[start]

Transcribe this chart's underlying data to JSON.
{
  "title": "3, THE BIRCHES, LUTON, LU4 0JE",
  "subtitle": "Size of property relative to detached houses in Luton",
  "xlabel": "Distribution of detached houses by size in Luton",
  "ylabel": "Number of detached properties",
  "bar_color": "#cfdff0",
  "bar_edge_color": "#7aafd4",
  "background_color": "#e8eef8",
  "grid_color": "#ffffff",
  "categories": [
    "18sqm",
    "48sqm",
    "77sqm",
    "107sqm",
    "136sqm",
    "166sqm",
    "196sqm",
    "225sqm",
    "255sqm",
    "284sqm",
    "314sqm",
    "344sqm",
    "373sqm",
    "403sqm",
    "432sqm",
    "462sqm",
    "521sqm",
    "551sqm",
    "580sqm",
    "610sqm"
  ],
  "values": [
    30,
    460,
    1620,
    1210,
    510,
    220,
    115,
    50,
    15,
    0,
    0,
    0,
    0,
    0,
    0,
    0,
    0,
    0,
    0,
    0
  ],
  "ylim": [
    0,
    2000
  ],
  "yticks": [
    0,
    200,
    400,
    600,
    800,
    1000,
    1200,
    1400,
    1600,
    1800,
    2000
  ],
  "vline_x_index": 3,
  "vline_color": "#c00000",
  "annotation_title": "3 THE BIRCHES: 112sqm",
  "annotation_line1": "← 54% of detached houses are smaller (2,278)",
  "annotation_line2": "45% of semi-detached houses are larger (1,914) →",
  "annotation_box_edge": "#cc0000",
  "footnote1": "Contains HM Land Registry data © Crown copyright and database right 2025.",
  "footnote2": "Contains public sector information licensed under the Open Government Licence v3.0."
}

[end]

**Instruction:** Write out every line of the entries that holds the word "detached".

**Written reply:**
  "subtitle": "Size of property relative to detached houses in Luton",
  "xlabel": "Distribution of detached houses by size in Luton",
  "ylabel": "Number of detached properties",
  "annotation_line1": "← 54% of detached houses are smaller (2,278)",
  "annotation_line2": "45% of semi-detached houses are larger (1,914) →",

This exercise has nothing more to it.